### [Written problem]
Your task is to repeat the entries underneath exactly, minus the pictures.

Data excerpts:
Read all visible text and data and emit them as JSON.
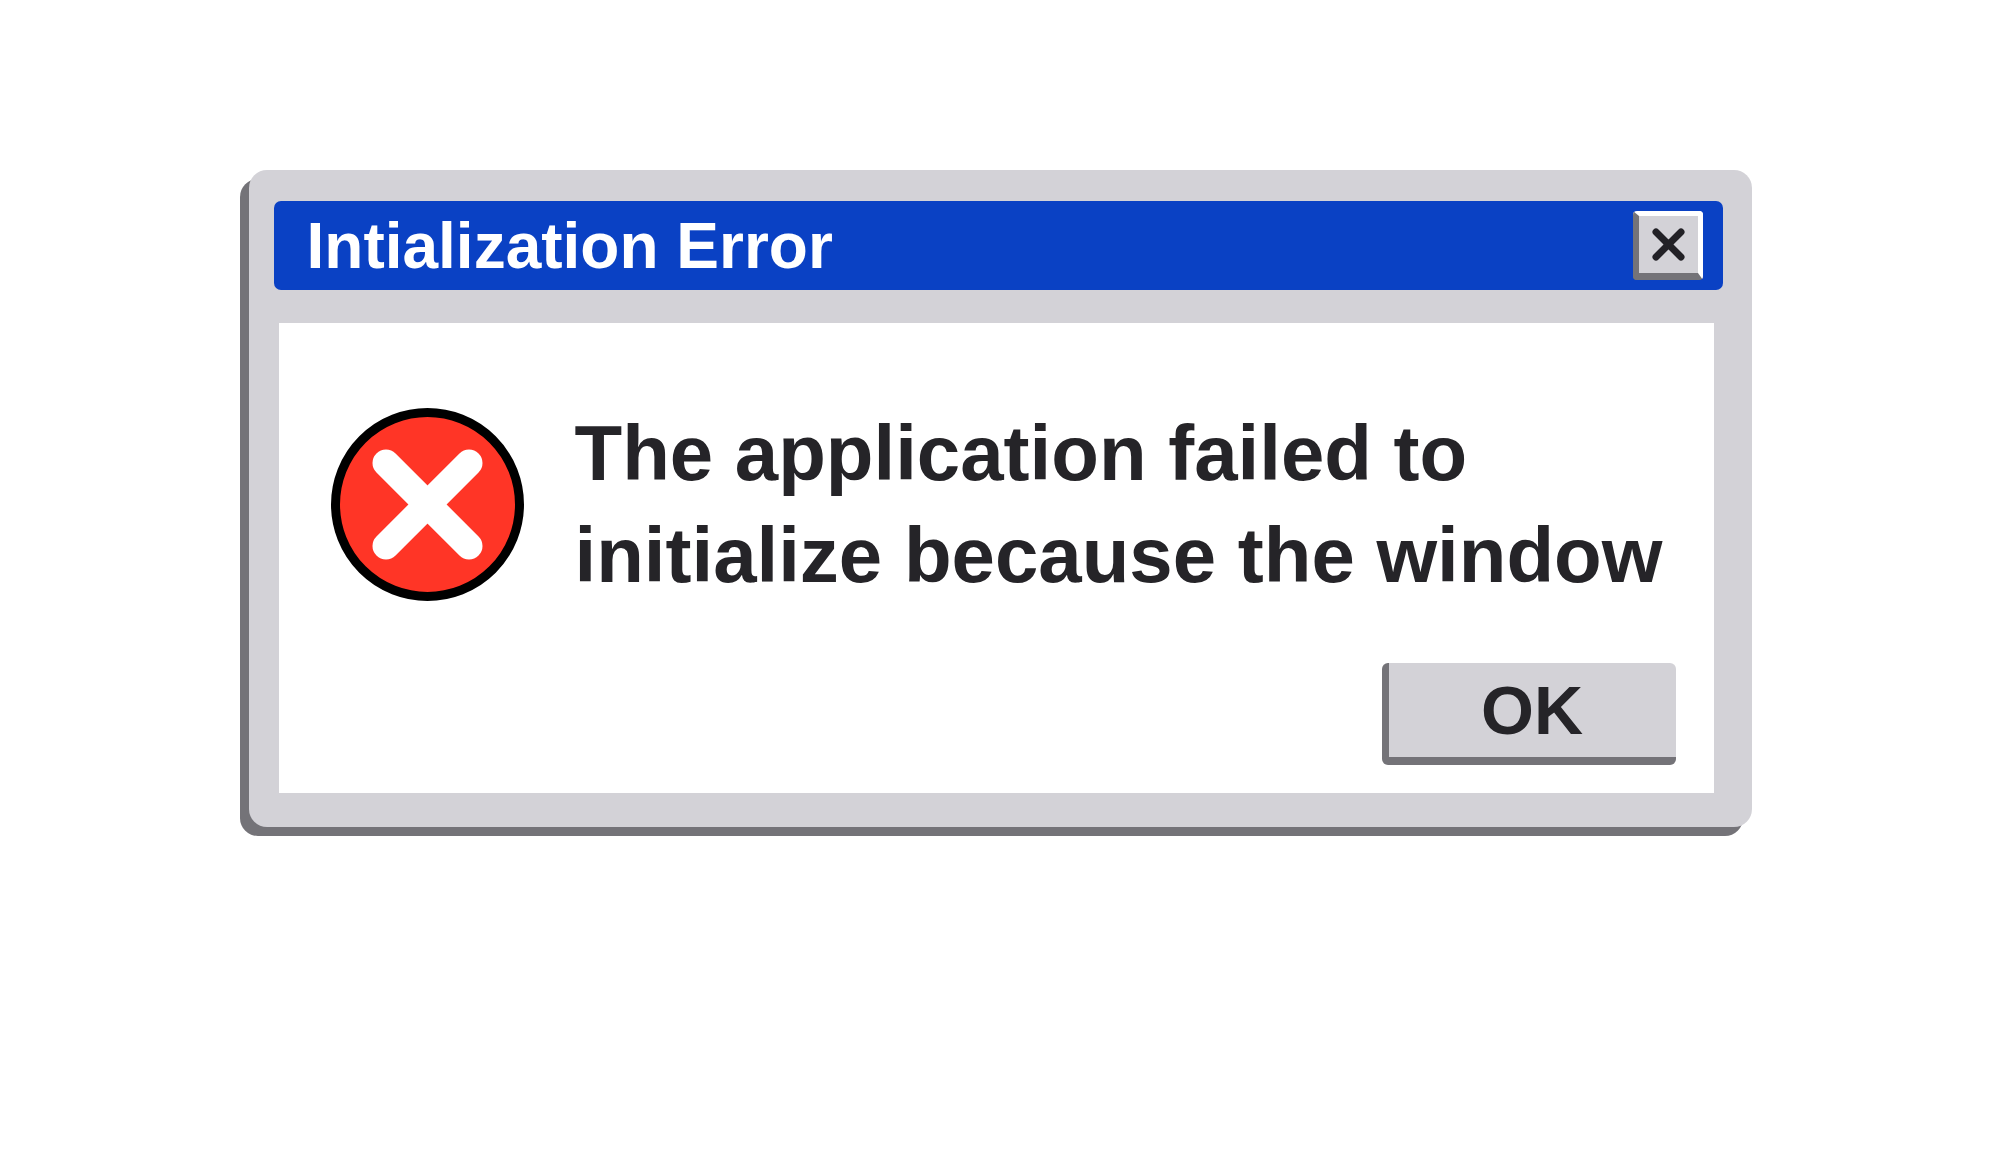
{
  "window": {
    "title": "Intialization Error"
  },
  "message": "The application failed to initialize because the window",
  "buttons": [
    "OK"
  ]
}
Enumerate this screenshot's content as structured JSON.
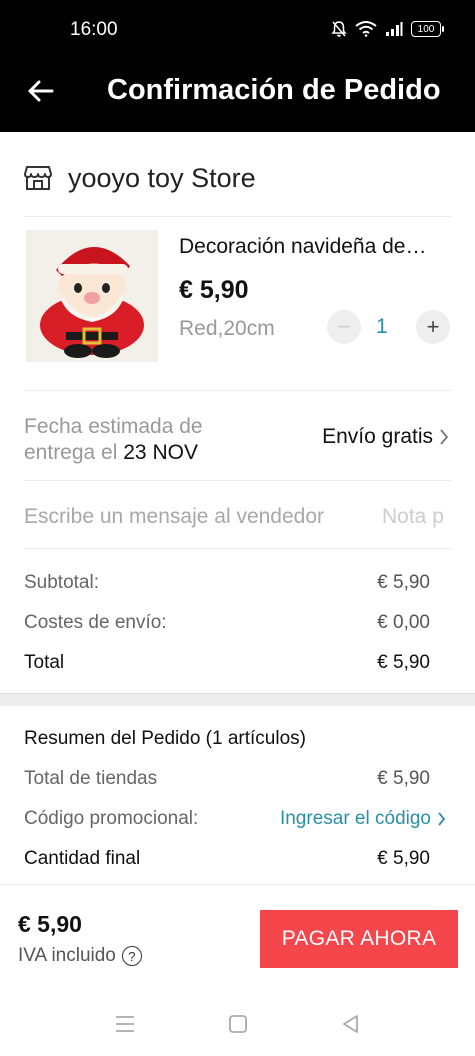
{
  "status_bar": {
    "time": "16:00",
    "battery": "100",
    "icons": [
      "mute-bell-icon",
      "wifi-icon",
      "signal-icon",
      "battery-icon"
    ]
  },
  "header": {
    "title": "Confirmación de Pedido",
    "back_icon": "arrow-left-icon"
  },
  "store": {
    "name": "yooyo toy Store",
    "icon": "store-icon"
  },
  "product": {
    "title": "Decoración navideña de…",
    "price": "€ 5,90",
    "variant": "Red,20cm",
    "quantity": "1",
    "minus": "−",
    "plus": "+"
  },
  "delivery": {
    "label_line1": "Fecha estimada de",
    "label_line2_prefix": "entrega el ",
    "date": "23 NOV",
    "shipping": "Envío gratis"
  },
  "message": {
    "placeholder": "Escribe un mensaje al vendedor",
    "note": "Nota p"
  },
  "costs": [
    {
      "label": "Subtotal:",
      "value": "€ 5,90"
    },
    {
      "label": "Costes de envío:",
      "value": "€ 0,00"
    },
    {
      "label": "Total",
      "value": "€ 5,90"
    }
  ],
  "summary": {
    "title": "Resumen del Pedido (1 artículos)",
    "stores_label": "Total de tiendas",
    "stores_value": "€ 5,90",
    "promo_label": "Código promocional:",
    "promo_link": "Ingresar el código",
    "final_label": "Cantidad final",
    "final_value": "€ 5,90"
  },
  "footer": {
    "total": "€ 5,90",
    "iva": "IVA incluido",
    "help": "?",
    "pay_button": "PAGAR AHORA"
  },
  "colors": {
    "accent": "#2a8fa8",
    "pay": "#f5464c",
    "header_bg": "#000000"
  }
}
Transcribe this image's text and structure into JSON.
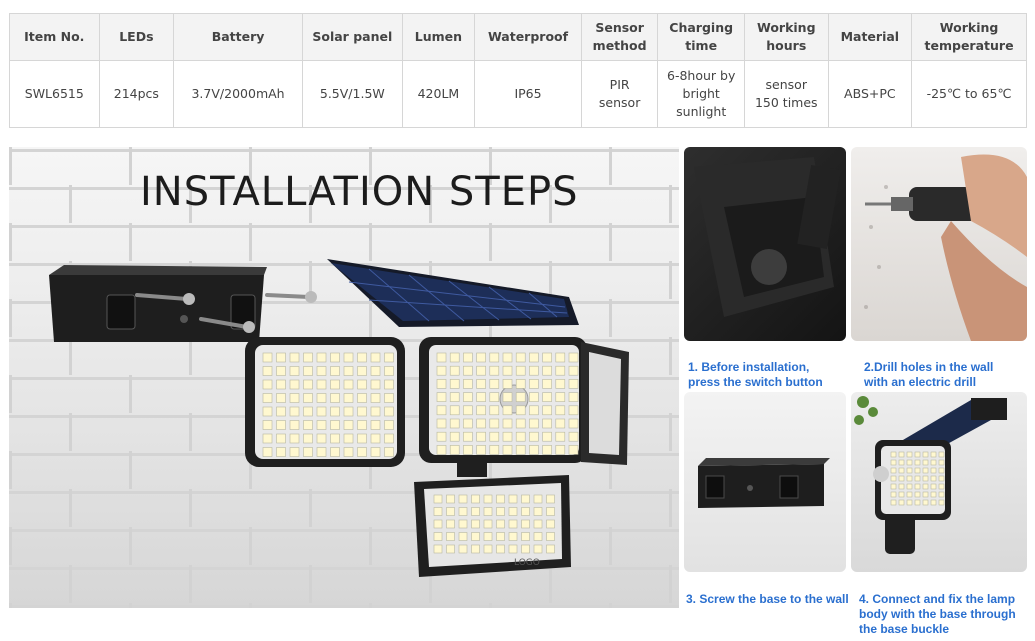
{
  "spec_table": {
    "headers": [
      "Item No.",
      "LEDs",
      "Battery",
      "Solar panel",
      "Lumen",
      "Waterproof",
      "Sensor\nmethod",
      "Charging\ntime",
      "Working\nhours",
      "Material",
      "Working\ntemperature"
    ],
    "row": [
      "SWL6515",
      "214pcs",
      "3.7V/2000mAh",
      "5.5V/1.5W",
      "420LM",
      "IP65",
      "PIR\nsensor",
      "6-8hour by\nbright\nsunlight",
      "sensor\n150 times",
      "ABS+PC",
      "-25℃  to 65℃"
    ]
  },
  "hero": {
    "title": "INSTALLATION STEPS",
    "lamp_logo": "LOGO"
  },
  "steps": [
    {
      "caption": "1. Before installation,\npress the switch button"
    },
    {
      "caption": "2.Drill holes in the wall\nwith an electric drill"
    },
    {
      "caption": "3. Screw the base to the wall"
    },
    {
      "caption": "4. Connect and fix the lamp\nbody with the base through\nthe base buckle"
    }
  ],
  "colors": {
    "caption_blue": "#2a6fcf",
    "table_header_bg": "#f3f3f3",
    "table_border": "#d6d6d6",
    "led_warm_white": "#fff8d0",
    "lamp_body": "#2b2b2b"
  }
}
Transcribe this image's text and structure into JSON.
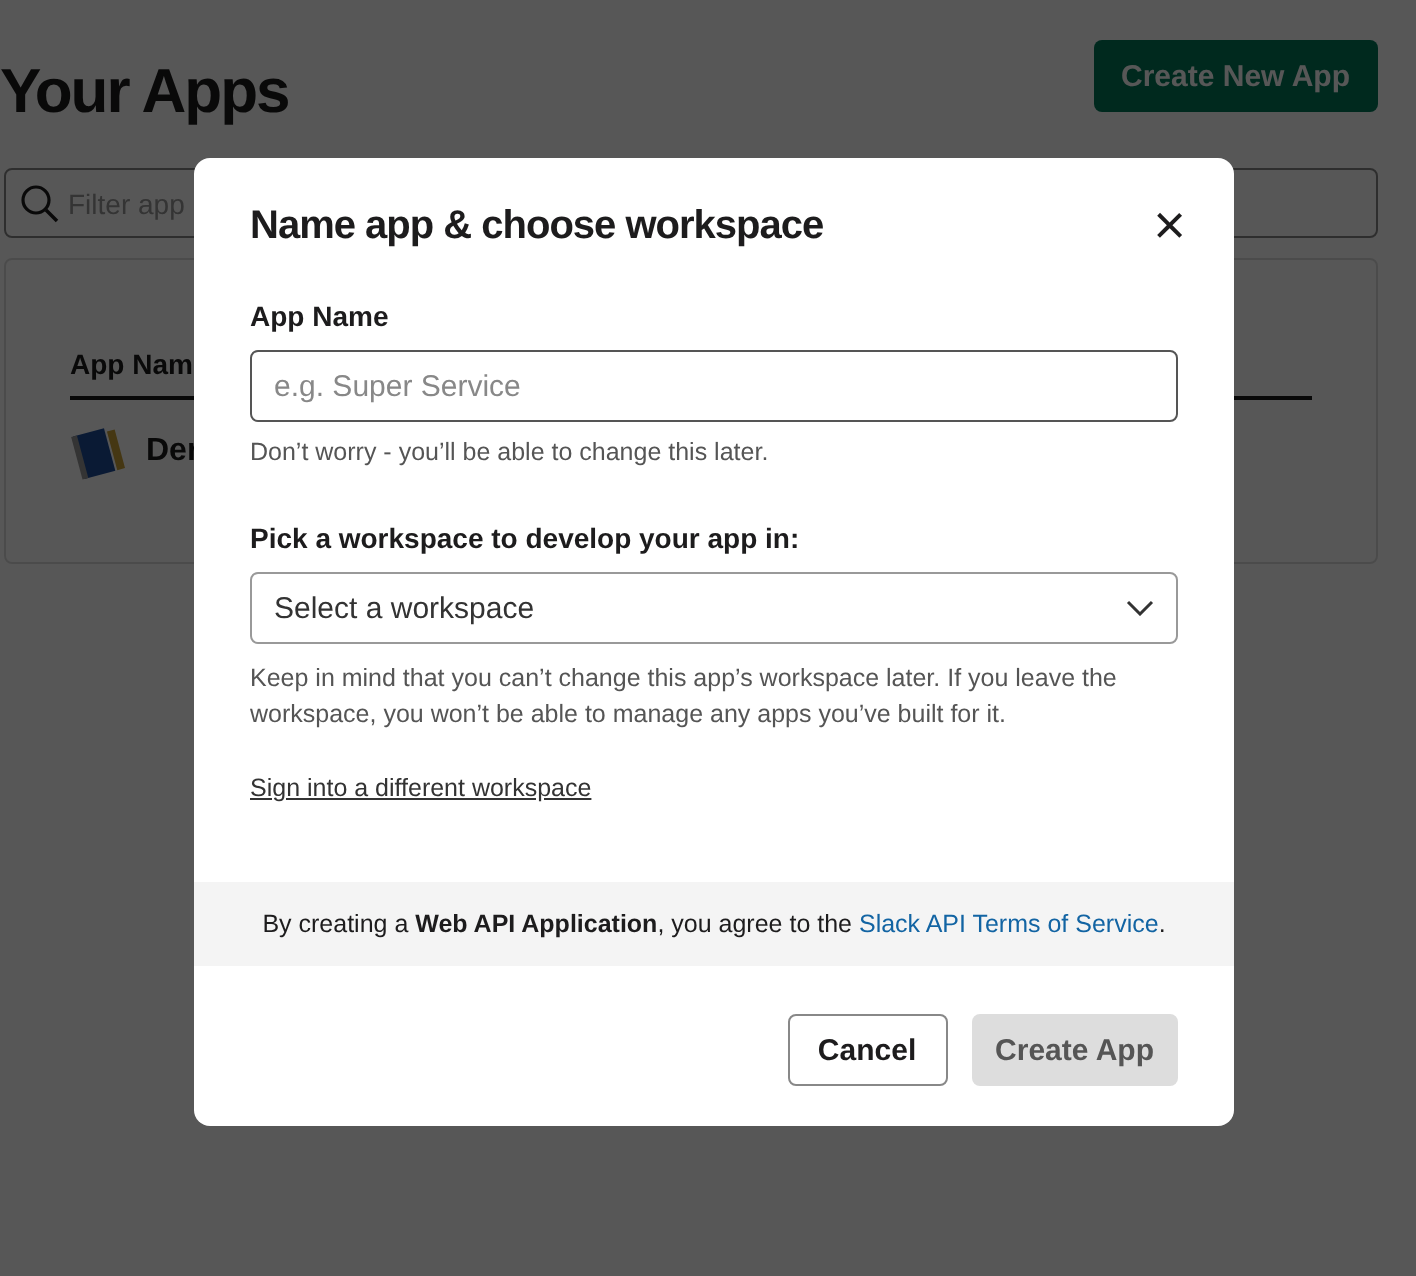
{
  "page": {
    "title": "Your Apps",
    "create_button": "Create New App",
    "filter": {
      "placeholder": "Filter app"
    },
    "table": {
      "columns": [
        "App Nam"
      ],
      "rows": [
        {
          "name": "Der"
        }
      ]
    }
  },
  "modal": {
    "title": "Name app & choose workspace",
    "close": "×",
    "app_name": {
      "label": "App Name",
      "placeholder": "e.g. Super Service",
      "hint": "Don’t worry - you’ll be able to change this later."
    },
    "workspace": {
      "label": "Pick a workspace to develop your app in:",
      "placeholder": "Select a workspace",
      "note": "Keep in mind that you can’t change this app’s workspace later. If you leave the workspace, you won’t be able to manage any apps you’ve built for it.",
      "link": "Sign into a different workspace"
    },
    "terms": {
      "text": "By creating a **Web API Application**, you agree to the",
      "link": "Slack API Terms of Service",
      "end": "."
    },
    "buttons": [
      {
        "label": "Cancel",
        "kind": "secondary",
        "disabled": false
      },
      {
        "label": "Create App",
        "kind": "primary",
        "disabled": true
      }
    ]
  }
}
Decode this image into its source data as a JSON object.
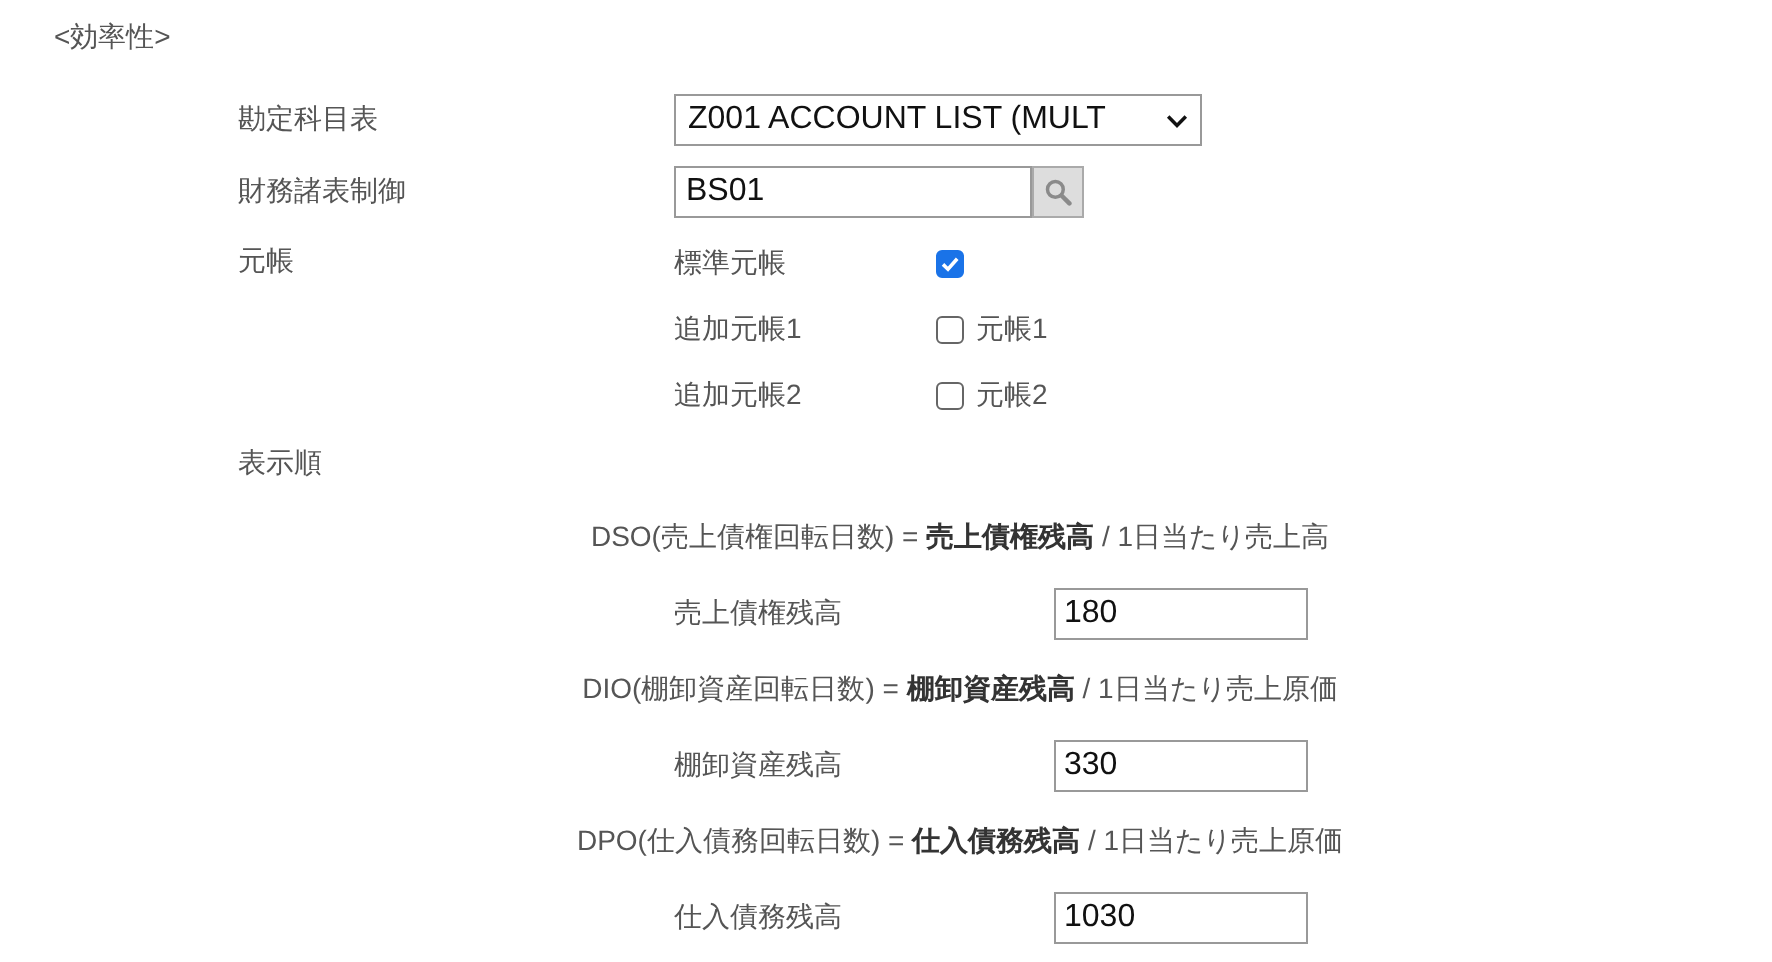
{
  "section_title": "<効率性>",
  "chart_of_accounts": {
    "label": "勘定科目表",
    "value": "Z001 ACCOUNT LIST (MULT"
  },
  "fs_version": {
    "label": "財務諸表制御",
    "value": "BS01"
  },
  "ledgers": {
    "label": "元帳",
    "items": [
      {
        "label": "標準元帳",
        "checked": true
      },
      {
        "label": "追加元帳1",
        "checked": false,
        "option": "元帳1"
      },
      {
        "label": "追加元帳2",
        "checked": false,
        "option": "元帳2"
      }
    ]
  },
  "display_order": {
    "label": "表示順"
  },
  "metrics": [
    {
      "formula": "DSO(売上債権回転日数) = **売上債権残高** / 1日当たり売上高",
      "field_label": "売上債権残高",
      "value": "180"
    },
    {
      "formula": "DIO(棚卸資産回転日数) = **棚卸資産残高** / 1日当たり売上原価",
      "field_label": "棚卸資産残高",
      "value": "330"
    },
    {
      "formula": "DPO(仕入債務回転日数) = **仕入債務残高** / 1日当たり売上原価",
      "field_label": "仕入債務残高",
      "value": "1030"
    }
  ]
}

### [Correct response]
Read all visible text and data and emit them as JSON.
{
  "window": {
    "title": "Intialization Error"
  },
  "message": "The application failed to initialize because the window",
  "buttons": [
    "OK"
  ]
}
Enumerate this screenshot's content as structured JSON.
{
  "status_bar": {
    "time": "16:00",
    "battery": "100",
    "icons": [
      "mute-bell-icon",
      "wifi-icon",
      "signal-icon",
      "battery-icon"
    ]
  },
  "header": {
    "title": "Confirmación de Pedido",
    "back_icon": "arrow-left-icon"
  },
  "store": {
    "name": "yooyo toy Store",
    "icon": "store-icon"
  },
  "product": {
    "title": "Decoración navideña de…",
    "price": "€ 5,90",
    "variant": "Red,20cm",
    "quantity": "1",
    "minus": "−",
    "plus": "+"
  },
  "delivery": {
    "label_line1": "Fecha estimada de",
    "label_line2_prefix": "entrega el ",
    "date": "23 NOV",
    "shipping": "Envío gratis"
  },
  "message": {
    "placeholder": "Escribe un mensaje al vendedor",
    "note": "Nota p"
  },
  "costs": [
    {
      "label": "Subtotal:",
      "value": "€ 5,90"
    },
    {
      "label": "Costes de envío:",
      "value": "€ 0,00"
    },
    {
      "label": "Total",
      "value": "€ 5,90"
    }
  ],
  "summary": {
    "title": "Resumen del Pedido (1 artículos)",
    "stores_label": "Total de tiendas",
    "stores_value": "€ 5,90",
    "promo_label": "Código promocional:",
    "promo_link": "Ingresar el código",
    "final_label": "Cantidad final",
    "final_value": "€ 5,90"
  },
  "footer": {
    "total": "€ 5,90",
    "iva": "IVA incluido",
    "help": "?",
    "pay_button": "PAGAR AHORA"
  },
  "colors": {
    "accent": "#2a8fa8",
    "pay": "#f5464c",
    "header_bg": "#000000"
  }
}
Transcribe this image's text and structure into JSON.
{
  "spec_table": {
    "headers": [
      "Item No.",
      "LEDs",
      "Battery",
      "Solar panel",
      "Lumen",
      "Waterproof",
      "Sensor\nmethod",
      "Charging\ntime",
      "Working\nhours",
      "Material",
      "Working\ntemperature"
    ],
    "row": [
      "SWL6515",
      "214pcs",
      "3.7V/2000mAh",
      "5.5V/1.5W",
      "420LM",
      "IP65",
      "PIR\nsensor",
      "6-8hour by\nbright\nsunlight",
      "sensor\n150 times",
      "ABS+PC",
      "-25℃  to 65℃"
    ]
  },
  "hero": {
    "title": "INSTALLATION STEPS",
    "lamp_logo": "LOGO"
  },
  "steps": [
    {
      "caption": "1. Before installation,\npress the switch button"
    },
    {
      "caption": "2.Drill holes in the wall\nwith an electric drill"
    },
    {
      "caption": "3. Screw the base to the wall"
    },
    {
      "caption": "4. Connect and fix the lamp\nbody with the base through\nthe base buckle"
    }
  ],
  "colors": {
    "caption_blue": "#2a6fcf",
    "table_header_bg": "#f3f3f3",
    "table_border": "#d6d6d6",
    "led_warm_white": "#fff8d0",
    "lamp_body": "#2b2b2b"
  }
}
Transcribe this image's text and structure into JSON.
{
  "page": {
    "title": "Your Apps",
    "create_button": "Create New App",
    "filter": {
      "placeholder": "Filter app"
    },
    "table": {
      "columns": [
        "App Nam"
      ],
      "rows": [
        {
          "name": "Der"
        }
      ]
    }
  },
  "modal": {
    "title": "Name app & choose workspace",
    "close": "×",
    "app_name": {
      "label": "App Name",
      "placeholder": "e.g. Super Service",
      "hint": "Don’t worry - you’ll be able to change this later."
    },
    "workspace": {
      "label": "Pick a workspace to develop your app in:",
      "placeholder": "Select a workspace",
      "note": "Keep in mind that you can’t change this app’s workspace later. If you leave the workspace, you won’t be able to manage any apps you’ve built for it.",
      "link": "Sign into a different workspace"
    },
    "terms": {
      "text": "By creating a **Web API Application**, you agree to the",
      "link": "Slack API Terms of Service",
      "end": "."
    },
    "buttons": [
      {
        "label": "Cancel",
        "kind": "secondary",
        "disabled": false
      },
      {
        "label": "Create App",
        "kind": "primary",
        "disabled": true
      }
    ]
  }
}
Decode this image into its source data as a JSON object.
{
  "section_title": "<効率性>",
  "chart_of_accounts": {
    "label": "勘定科目表",
    "value": "Z001 ACCOUNT LIST (MULT"
  },
  "fs_version": {
    "label": "財務諸表制御",
    "value": "BS01"
  },
  "ledgers": {
    "label": "元帳",
    "items": [
      {
        "label": "標準元帳",
        "checked": true
      },
      {
        "label": "追加元帳1",
        "checked": false,
        "option": "元帳1"
      },
      {
        "label": "追加元帳2",
        "checked": false,
        "option": "元帳2"
      }
    ]
  },
  "display_order": {
    "label": "表示順"
  },
  "metrics": [
    {
      "formula": "DSO(売上債権回転日数) = **売上債権残高** / 1日当たり売上高",
      "field_label": "売上債権残高",
      "value": "180"
    },
    {
      "formula": "DIO(棚卸資産回転日数) = **棚卸資産残高** / 1日当たり売上原価",
      "field_label": "棚卸資産残高",
      "value": "330"
    },
    {
      "formula": "DPO(仕入債務回転日数) = **仕入債務残高** / 1日当たり売上原価",
      "field_label": "仕入債務残高",
      "value": "1030"
    }
  ]
}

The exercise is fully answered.